=== Excerpted passage ===

# Is PTE easier than IELTS ?



## Sammani (Oct 31, 2016)

Is PTE easier to score than IELTS? 
I have got 6.5 for writing in IELTS but need to increase it up to 7.0.
so i'm planning to do PTE instead of IELTS and need to know about it.
Please share ur experience.


----------



## romero2005 (Aug 12, 2015)

check this

http://www.expatforum.com/expats/australia-expat-forum-expats-living-australia/672738-pte-exam.html


----------



## w4s33m (Aug 23, 2015)

No its not any "easier". The exam is a different format.

PTE is online. 
Faster to book.
Shorter exam - takes a couple of hours only.
Results come in faster.
It costs the same.
Its markings are the same/similar.
Its objective is the same.

Personally, having given both, I'd lean towards PTE since I find writing difficult.


----------



## Mody30 (Sep 18, 2016)

In my point of view, you can easily get 65+ "equal to 7 " easily. many people stuck at 6.5 in IELTS and then easily got 65+ on PTE or even 79+ "EQUAL TO 8 "


----------



## Sammani (Oct 31, 2016)

thanks


----------



## trinkasharma (Mar 20, 2013)

PTE may not be easier but IELTS is borderline fraud. 

I have come across only one person who got 8 across all bands in IELTS recently, that too only on this forum. In early 2000s, some people did reach this band regularly. Then IELTS decided to make it harder and collect more money.


----------



## w4s33m (Aug 23, 2015)

trinkasharma said:


> PTE may not be easier but IELTS is borderline fraud.
> 
> I have come across only one person who got 8 across all bands in IELTS recently, that too only on this forum. In early 2000s, some people did reach this band regularly. Then IELTS decided to make it harder and collect more money.


That isn't necessarily true   

I did an overall 8.5 in IELTS in 2012  Couldn't use that in 2015 cause I'd just missed the 36 month deadline. 

In fact, I booked an IELTS and PTE together, but since I got the required 10 from PTE, I didn't bother with IELTS  honest money wasted :-(

As for PTE, There are a lot of people on this forum who find talking into a mic very difficult ( there is no instant expression feedback that you get from a person in IELTS ). And the fact that most PTE test centres are like small dingy rooms with 6-7 people talking at the same time. 

All in all, its a matter of preference.


----------



## patel_bapu (Jan 22, 2015)

trinkasharma said:


> PTE may not be easier but IELTS is borderline fraud.
> 
> I have come across only one person who got 8 across all bands in IELTS recently, that too only on this forum. In early 2000s, some people did reach this band regularly. Then IELTS decided to make it harder and collect more money.


How hard it is to get 79+ on each module ? i need same to qualify as of now i am preparing for PTE


----------



## Sammani (Oct 31, 2016)

w4s33m said:


> No its not any "easier". The exam is a different format.

=== Recorded data ===

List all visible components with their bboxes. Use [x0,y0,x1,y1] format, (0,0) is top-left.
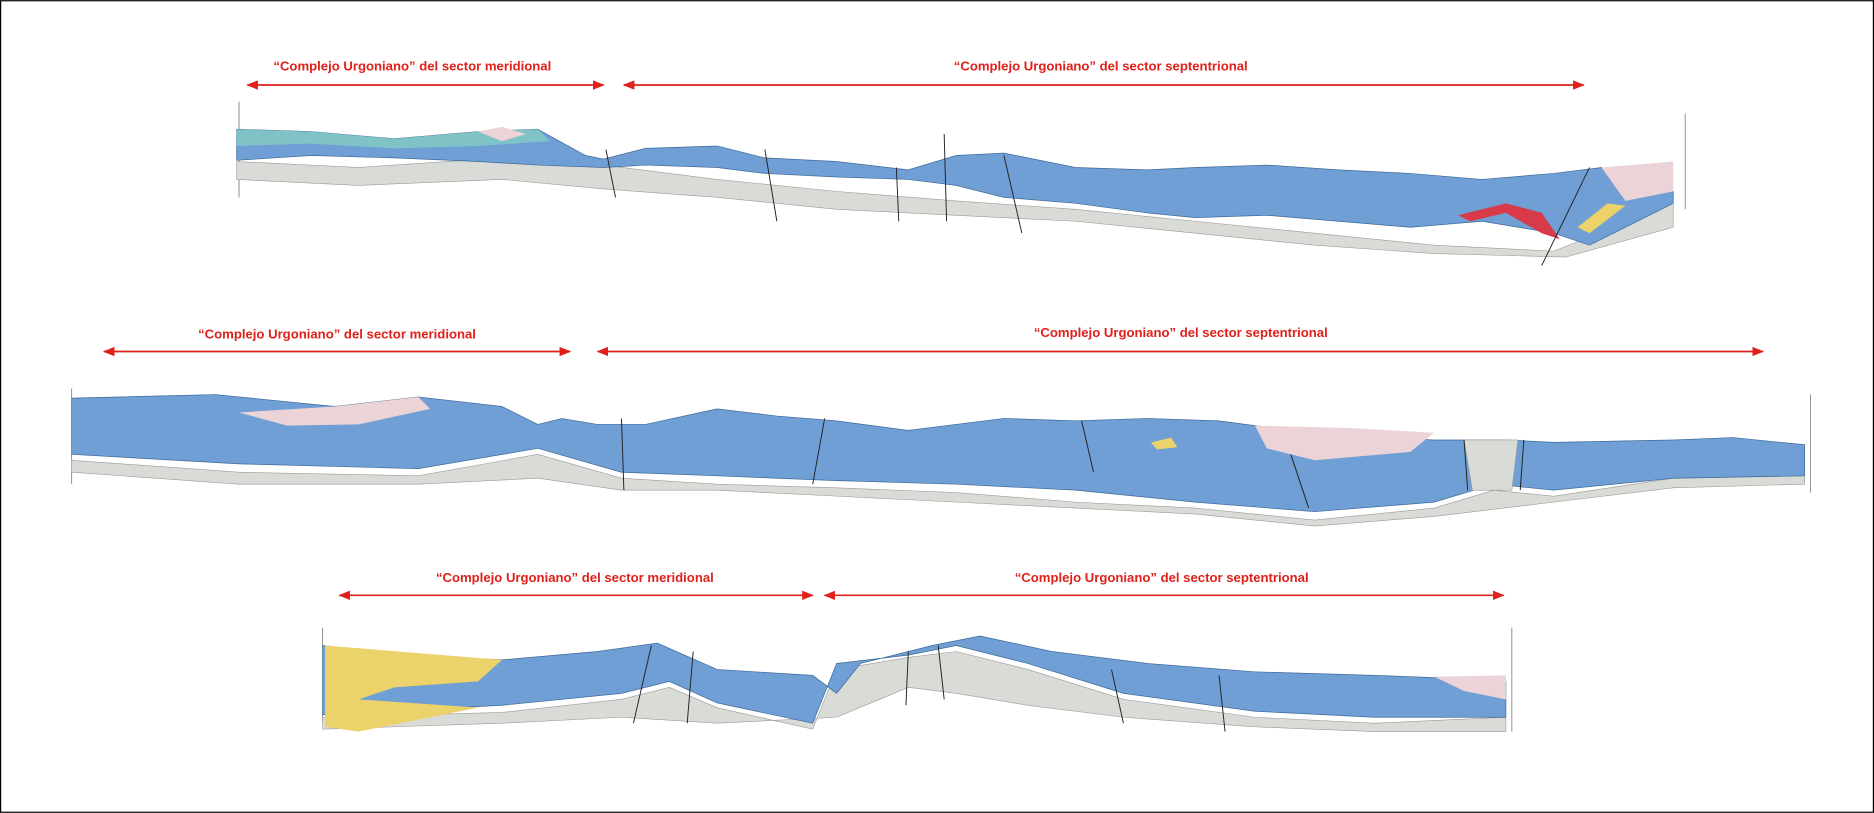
cross-sections-figure: “Complejo Urgoniano” del sector meridion… [0,0,1874,813]
page: “Complejo Urgoniano” del sector meridion… [0,0,1874,813]
section-label: “Complejo Urgoniano” del sector septentr… [954,59,1248,74]
section-label: “Complejo Urgoniano” del sector septentr… [1015,570,1309,585]
section-label: “Complejo Urgoniano” del sector meridion… [436,570,714,585]
section-label: “Complejo Urgoniano” del sector septentr… [1034,325,1328,340]
section-label: “Complejo Urgoniano” del sector meridion… [273,59,551,74]
section-label: “Complejo Urgoniano” del sector meridion… [198,326,476,341]
strata-lower [1464,440,1518,490]
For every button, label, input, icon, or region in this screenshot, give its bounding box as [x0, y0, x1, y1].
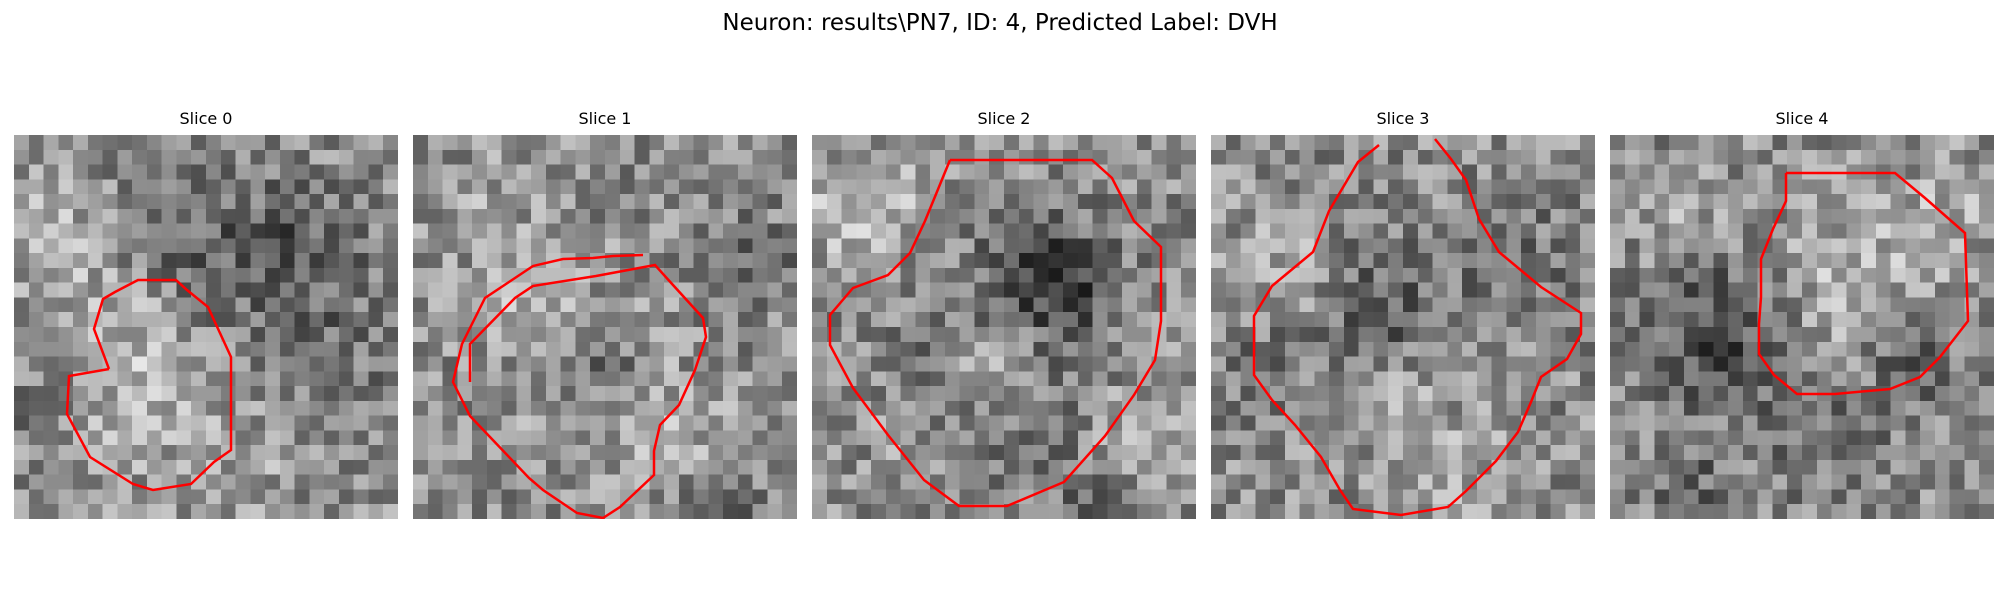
- roi-contour: [451, 253, 708, 519]
- microscopy-image: [1610, 135, 1994, 519]
- slice-panel-4: Slice 4: [1610, 109, 1994, 519]
- figure-title: Neuron: results\PN7, ID: 4, Predicted La…: [722, 10, 1278, 36]
- slice-title-2: Slice 2: [977, 109, 1031, 128]
- microscopy-image: [413, 135, 797, 519]
- microscopy-image: [14, 135, 398, 519]
- slice-panel-0: Slice 0: [14, 109, 398, 519]
- roi-contour: [1757, 171, 1970, 396]
- roi-contour: [1252, 138, 1583, 517]
- slice-title-4: Slice 4: [1775, 109, 1829, 128]
- microscopy-image: [1211, 135, 1595, 519]
- roi-contour: [828, 158, 1163, 508]
- slice-panel-2: Slice 2: [812, 109, 1196, 519]
- slice-panel-3: Slice 3: [1211, 109, 1595, 519]
- slice-title-1: Slice 1: [578, 109, 632, 128]
- slice-image-3: [1211, 135, 1595, 519]
- roi-contour: [65, 278, 233, 492]
- slice-image-1: [413, 135, 797, 519]
- microscopy-image: [812, 135, 1196, 519]
- slice-panel-1: Slice 1: [413, 109, 797, 519]
- slice-image-4: [1610, 135, 1994, 519]
- slice-image-0: [14, 135, 398, 519]
- slice-title-3: Slice 3: [1376, 109, 1430, 128]
- slice-image-2: [812, 135, 1196, 519]
- slice-title-0: Slice 0: [179, 109, 233, 128]
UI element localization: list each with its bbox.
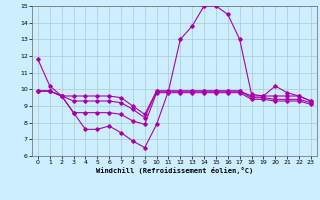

===

▶ _Requirements_:
1. In the PTE versus IELTS thread, begin at the words "Shorter exam - takes" and stop after "find writing difficult.". Write that stretch out again with "Results" switched to "Scores".
2. Answer these questions from the PTE versus IELTS thread:
(a) What score did Sammani receive for writing in IELTS?
(b) In what year did w4s33m achieve an overall 8.5 in IELTS?
(c) According to Mody30, a PTE score of 79+ is equal to what?
3. Condense the paragraph of the PTE versus IELTS thread that opens "As for PTE, There are a lot of people" into a shorter version that retains its main facts.

▶ _Answers by task_:
1.
Shorter exam - takes a couple of hours only.
Scores come in faster.
It costs the same.
Its markings are the same/similar.
Its objective is the same.

Personally, having given both, I'd lean towards PTE since I find writing difficult.

2.
(a) 6.5
(b) 2012
(c) 8

3. Many forum members find speaking into a microphone for PTE very difficult. Unlike in IELTS, there is no instant expression feedback from a person. Most PTE test centers are also small, dingy rooms where 6-7 people talk at the same time.